Image-based layout entries:
= = = =
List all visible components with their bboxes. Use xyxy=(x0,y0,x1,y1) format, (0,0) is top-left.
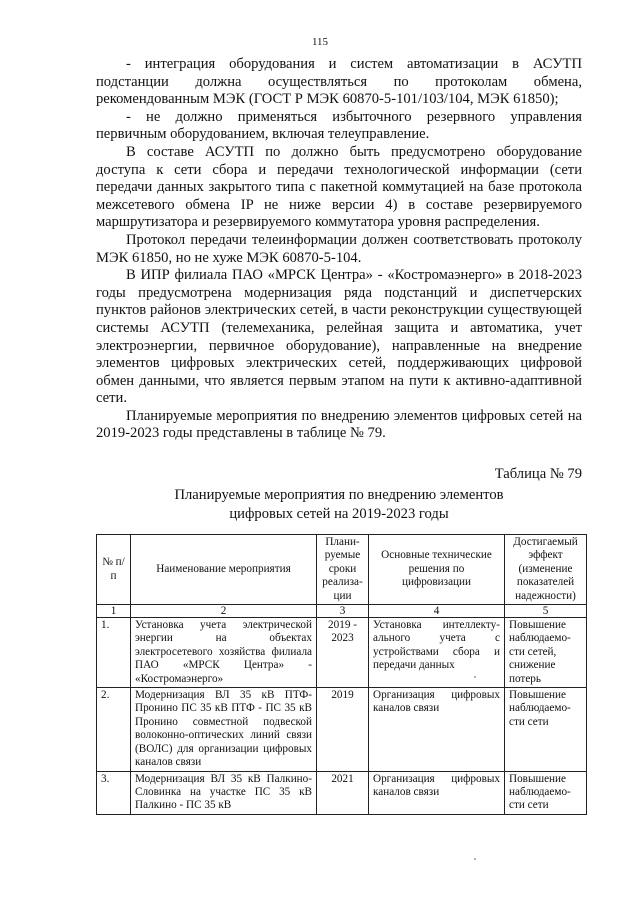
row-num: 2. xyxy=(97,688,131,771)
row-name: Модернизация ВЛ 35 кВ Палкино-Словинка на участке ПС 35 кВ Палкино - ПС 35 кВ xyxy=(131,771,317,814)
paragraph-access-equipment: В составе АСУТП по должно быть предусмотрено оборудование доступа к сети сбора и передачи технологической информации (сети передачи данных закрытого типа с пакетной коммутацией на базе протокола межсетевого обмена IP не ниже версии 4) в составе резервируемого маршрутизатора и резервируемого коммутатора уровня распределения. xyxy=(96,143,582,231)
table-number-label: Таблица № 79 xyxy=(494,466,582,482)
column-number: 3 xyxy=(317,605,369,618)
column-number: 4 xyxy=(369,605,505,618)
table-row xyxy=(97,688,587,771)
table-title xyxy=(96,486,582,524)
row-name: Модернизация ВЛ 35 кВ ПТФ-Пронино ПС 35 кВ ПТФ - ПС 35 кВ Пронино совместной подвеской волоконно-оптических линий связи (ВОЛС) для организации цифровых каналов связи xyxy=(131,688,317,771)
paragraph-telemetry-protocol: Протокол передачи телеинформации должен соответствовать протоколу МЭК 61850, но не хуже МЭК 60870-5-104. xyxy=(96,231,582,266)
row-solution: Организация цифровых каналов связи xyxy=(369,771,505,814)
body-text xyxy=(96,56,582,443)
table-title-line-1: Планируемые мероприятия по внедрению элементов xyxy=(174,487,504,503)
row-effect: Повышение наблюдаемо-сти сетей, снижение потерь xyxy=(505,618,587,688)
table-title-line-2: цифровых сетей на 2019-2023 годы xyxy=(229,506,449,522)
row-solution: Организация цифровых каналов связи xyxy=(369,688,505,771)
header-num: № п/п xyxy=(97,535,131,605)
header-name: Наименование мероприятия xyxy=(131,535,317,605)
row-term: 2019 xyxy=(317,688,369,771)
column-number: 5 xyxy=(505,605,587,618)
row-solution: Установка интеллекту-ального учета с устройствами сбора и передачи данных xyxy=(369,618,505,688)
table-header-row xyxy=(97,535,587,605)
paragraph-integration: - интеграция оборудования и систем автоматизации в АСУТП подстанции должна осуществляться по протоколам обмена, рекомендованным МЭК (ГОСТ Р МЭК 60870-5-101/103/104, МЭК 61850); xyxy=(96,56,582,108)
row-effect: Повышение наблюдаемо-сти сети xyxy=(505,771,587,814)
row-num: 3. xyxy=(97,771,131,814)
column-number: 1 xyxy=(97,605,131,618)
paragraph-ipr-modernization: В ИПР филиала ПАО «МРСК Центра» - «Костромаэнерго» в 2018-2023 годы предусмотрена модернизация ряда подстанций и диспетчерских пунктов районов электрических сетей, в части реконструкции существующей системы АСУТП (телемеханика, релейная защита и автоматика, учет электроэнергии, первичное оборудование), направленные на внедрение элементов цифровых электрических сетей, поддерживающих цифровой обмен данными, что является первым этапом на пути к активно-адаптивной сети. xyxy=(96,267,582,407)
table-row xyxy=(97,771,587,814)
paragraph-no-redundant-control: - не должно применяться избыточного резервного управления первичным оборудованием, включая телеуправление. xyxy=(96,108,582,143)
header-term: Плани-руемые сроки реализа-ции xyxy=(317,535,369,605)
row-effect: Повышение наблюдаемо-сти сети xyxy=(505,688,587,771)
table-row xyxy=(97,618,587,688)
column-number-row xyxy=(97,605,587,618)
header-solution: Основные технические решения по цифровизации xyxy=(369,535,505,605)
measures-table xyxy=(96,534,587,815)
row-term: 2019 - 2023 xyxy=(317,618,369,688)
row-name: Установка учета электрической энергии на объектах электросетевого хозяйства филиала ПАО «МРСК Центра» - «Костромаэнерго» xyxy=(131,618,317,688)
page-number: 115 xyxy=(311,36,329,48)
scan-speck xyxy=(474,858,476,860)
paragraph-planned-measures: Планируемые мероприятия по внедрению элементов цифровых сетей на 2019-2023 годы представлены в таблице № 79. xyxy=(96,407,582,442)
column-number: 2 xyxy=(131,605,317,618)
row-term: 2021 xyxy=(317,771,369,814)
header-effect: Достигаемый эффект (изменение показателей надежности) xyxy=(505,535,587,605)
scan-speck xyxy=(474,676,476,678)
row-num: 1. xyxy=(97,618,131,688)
= = = =
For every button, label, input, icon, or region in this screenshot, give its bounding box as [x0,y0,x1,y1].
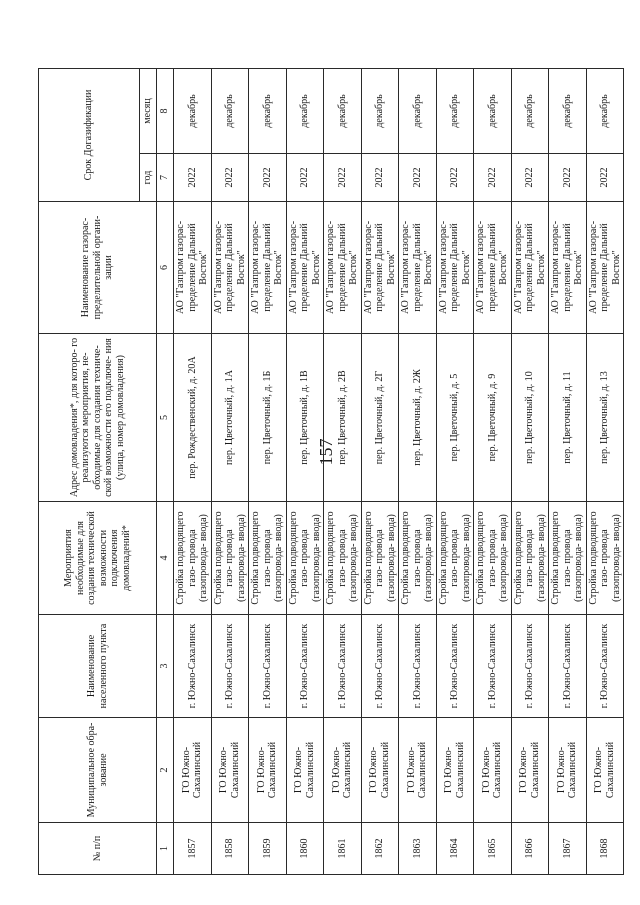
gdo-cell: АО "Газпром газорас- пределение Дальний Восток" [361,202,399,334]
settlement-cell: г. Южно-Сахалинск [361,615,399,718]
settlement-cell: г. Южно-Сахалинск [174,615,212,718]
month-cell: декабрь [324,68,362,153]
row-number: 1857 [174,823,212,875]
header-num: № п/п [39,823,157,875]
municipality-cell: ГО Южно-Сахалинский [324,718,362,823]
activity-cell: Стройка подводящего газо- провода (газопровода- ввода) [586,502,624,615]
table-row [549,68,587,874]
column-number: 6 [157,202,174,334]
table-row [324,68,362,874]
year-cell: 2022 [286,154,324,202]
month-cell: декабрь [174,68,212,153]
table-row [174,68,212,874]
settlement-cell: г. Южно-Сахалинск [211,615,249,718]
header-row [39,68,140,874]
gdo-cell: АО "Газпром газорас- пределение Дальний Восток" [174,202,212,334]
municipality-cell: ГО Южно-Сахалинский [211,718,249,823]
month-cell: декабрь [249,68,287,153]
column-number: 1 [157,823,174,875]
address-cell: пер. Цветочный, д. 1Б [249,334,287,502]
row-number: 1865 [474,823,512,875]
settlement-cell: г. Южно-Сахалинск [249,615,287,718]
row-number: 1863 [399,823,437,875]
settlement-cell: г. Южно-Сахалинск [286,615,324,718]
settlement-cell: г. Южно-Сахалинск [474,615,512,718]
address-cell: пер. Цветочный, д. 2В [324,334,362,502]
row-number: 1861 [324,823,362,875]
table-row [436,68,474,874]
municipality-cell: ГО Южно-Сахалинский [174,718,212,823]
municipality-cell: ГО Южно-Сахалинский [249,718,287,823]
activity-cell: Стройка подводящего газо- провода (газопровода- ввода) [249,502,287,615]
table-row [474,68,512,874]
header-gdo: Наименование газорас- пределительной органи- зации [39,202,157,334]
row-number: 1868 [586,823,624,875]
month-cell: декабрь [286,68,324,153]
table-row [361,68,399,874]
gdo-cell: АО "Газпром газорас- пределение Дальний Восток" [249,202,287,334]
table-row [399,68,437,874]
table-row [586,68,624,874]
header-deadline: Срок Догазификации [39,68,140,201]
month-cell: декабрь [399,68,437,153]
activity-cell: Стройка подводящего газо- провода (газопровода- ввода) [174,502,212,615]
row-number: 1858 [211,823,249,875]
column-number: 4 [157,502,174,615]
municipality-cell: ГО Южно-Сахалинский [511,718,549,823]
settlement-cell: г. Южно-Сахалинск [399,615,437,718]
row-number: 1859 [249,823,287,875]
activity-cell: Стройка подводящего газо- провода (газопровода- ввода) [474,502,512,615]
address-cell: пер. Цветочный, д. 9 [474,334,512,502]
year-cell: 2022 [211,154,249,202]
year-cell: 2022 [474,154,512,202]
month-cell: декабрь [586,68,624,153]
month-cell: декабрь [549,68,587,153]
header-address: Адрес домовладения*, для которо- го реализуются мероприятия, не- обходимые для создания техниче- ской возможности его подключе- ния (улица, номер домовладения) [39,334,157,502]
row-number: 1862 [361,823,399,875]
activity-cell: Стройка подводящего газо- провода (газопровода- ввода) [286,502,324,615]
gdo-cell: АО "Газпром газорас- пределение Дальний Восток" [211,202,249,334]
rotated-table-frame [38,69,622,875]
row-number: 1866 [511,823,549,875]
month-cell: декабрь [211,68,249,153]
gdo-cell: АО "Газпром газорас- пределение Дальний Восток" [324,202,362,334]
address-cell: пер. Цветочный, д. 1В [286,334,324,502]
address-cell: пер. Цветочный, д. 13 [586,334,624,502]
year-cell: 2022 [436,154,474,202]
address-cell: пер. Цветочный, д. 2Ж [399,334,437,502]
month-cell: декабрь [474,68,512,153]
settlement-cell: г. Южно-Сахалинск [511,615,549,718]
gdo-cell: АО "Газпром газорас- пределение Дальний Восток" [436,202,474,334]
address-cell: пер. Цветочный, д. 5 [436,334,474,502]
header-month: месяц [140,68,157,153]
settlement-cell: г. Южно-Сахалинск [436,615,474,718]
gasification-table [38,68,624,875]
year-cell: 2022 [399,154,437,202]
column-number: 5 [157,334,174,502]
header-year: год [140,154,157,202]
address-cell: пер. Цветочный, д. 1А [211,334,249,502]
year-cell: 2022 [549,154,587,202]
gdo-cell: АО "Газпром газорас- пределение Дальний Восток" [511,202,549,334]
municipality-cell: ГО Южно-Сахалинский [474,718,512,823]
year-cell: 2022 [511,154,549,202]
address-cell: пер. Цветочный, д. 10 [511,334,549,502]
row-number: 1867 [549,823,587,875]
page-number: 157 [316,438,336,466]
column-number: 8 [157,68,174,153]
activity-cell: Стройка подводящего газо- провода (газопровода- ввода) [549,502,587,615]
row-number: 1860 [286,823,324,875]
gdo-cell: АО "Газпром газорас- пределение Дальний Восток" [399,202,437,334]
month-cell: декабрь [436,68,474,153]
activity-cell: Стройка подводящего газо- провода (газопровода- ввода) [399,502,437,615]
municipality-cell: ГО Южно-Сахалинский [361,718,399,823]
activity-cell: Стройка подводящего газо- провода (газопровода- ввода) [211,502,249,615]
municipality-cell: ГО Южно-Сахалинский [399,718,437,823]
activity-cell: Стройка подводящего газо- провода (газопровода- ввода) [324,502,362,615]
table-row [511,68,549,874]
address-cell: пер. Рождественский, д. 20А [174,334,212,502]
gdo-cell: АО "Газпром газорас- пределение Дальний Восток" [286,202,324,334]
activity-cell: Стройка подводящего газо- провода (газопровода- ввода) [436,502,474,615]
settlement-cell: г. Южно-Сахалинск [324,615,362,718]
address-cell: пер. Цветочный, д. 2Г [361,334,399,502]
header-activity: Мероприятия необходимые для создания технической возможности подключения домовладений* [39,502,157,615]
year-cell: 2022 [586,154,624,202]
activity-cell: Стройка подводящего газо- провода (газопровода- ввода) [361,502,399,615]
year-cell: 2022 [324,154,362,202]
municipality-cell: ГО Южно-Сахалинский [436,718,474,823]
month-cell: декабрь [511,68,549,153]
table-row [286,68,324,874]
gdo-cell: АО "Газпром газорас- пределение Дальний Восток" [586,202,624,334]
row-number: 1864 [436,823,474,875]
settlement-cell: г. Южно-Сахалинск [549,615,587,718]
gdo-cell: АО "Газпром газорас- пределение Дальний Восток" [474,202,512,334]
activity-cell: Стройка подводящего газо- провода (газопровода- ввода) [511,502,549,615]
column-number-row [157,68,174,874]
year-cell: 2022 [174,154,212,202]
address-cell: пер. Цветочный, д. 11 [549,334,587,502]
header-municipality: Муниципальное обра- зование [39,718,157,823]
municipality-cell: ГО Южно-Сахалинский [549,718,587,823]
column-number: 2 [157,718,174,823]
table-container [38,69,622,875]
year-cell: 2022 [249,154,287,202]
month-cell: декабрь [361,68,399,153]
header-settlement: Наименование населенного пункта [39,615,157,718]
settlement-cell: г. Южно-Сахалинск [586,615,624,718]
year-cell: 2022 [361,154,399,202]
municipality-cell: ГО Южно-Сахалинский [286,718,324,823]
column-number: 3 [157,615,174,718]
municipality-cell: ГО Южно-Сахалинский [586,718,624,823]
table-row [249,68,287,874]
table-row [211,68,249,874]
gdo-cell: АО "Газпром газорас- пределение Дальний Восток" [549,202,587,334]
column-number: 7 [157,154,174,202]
= = = =
Do this :: Can you retype the lines of data starting at the line containing "row-num: 2. xyxy=(97,688,131,771)" and ending at the line containing "row-name: Модернизация ВЛ 35 кВ Палкино-Словинка", both included?

Written solution ::
row-num: 2. xyxy=(97,688,131,771)
row-name: Модернизация ВЛ 35 кВ Палкино-Словинка на участке ПС 35 кВ Палкино - ПС 35 кВ xyxy=(131,771,317,814)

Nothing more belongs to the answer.